* [The input]:
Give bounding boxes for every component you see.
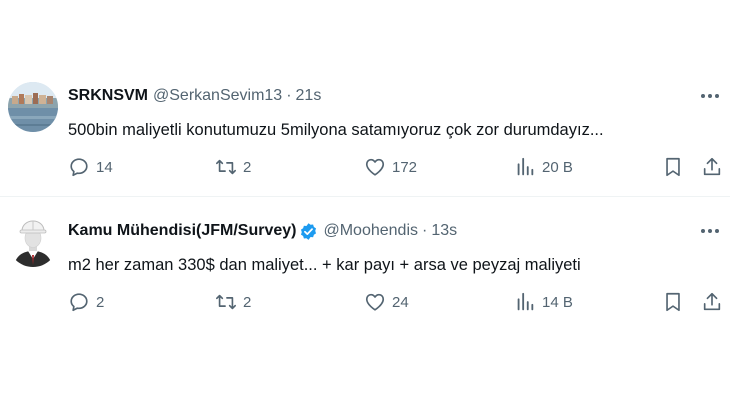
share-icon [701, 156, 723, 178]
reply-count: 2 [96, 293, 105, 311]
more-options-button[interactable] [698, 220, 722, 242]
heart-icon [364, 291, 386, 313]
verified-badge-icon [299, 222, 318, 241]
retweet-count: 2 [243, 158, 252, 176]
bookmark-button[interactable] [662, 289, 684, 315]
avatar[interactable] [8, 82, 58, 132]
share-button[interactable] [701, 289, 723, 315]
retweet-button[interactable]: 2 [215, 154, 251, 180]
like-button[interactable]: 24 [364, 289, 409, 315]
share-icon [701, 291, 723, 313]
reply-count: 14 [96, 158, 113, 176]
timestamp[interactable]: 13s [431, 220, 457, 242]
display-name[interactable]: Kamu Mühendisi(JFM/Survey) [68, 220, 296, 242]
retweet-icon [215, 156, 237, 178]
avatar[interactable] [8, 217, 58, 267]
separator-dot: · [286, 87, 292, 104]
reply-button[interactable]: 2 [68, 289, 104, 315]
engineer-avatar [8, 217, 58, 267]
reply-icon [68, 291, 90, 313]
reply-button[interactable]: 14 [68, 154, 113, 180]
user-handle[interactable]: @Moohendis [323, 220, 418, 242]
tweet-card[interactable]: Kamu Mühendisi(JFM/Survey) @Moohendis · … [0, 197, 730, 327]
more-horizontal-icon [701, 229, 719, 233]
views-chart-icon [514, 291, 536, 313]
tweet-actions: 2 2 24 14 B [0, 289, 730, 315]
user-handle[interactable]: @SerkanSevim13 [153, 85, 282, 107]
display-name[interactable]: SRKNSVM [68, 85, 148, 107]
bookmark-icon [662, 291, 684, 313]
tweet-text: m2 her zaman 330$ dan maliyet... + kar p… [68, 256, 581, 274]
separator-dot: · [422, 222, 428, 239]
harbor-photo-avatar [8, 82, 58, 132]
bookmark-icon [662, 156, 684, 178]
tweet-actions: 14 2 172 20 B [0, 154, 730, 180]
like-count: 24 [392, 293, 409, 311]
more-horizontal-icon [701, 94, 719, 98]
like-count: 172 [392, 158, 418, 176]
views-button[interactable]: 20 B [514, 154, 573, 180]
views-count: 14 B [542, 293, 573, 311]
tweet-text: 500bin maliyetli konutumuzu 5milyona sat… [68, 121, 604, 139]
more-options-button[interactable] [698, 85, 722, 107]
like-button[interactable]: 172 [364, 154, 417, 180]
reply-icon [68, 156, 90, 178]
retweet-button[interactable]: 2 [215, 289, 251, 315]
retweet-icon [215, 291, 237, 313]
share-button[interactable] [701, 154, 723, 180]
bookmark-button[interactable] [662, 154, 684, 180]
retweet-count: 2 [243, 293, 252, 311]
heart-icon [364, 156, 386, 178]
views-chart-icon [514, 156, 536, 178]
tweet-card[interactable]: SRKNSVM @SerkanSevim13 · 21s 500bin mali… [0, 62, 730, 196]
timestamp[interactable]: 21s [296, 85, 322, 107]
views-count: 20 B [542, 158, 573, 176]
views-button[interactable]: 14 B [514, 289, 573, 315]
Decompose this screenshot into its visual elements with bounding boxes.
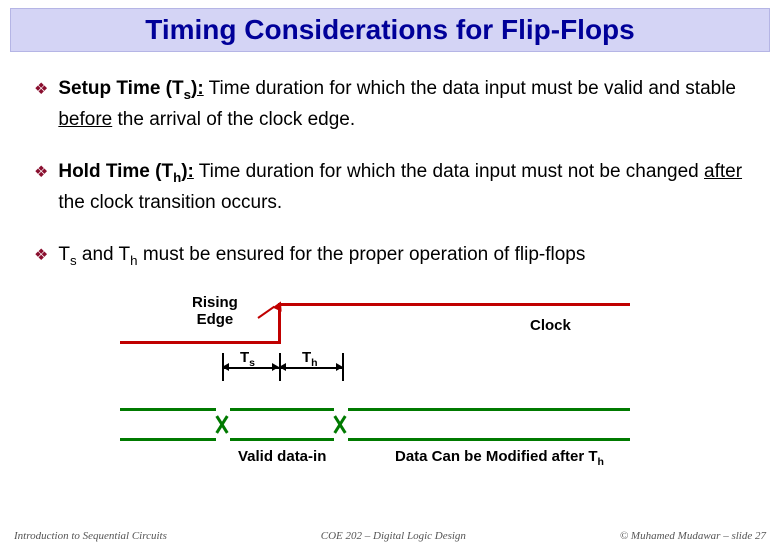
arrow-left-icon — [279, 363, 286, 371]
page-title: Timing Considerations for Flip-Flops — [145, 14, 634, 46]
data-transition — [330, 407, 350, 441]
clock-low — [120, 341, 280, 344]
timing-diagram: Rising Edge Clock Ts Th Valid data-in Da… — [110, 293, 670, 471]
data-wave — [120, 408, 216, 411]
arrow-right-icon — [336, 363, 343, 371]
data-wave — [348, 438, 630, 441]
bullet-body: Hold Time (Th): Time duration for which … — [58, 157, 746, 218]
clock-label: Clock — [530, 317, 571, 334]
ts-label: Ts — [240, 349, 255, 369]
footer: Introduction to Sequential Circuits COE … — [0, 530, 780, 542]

* [Instructions for the task]:
Could you reproduce verbatim the stretch from the line containing "arrow-left-icon — [279, 363, 286, 371]" through the end of the material, both ends included?

* [Task result]:
arrow-left-icon — [279, 363, 286, 371]
page-title: Timing Considerations for Flip-Flops — [145, 14, 634, 46]
data-transition — [330, 407, 350, 441]
clock-low — [120, 341, 280, 344]
timing-diagram: Rising Edge Clock Ts Th Valid data-in Da… — [110, 293, 670, 471]
data-wave — [120, 408, 216, 411]
arrow-right-icon — [336, 363, 343, 371]
data-wave — [348, 438, 630, 441]
bullet-body: Hold Time (Th): Time duration for which … — [58, 157, 746, 218]
clock-label: Clock — [530, 317, 571, 334]
ts-label: Ts — [240, 349, 255, 369]
footer: Introduction to Sequential Circuits COE … — [0, 530, 780, 542]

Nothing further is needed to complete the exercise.